**EXTRACTED MATERIAL**
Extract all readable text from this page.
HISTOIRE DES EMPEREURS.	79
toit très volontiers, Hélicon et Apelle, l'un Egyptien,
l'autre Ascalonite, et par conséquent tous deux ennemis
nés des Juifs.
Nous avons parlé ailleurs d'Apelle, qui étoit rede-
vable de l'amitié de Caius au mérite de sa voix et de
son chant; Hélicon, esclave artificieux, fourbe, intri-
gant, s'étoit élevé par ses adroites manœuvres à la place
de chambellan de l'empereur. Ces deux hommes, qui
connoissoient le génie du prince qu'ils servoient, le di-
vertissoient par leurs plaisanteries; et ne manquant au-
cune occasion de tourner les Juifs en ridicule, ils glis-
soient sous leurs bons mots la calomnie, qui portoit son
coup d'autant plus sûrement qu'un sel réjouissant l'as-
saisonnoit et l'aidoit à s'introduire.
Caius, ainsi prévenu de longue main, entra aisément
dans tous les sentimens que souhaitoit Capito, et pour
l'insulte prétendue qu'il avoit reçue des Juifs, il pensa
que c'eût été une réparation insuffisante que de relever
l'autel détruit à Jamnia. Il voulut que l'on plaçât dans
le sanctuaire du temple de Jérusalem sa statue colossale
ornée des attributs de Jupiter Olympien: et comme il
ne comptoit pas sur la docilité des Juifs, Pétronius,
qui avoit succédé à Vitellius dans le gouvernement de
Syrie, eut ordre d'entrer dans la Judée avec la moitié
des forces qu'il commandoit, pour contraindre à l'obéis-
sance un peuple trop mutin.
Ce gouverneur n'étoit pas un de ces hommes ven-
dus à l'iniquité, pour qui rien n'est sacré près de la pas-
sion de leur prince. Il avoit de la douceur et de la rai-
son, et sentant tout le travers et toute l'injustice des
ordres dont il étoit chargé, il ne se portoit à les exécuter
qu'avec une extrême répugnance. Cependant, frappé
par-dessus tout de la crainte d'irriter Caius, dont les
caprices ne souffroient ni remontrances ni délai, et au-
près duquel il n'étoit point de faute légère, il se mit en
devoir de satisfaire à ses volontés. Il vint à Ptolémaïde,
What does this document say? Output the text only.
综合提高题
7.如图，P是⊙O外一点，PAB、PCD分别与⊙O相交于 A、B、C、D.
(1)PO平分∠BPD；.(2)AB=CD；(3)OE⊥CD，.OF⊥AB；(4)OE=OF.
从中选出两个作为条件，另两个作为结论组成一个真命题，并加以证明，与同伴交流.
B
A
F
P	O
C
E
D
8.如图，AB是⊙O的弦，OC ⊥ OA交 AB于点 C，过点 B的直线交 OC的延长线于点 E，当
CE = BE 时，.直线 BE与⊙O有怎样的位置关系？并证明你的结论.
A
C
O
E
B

**TASK TO CARRY OUT**
Where a line contains the string "this", extract that line.

**WRITTEN ANSWER**
Extract all readable text from this page.
What does this document say? Output the text only.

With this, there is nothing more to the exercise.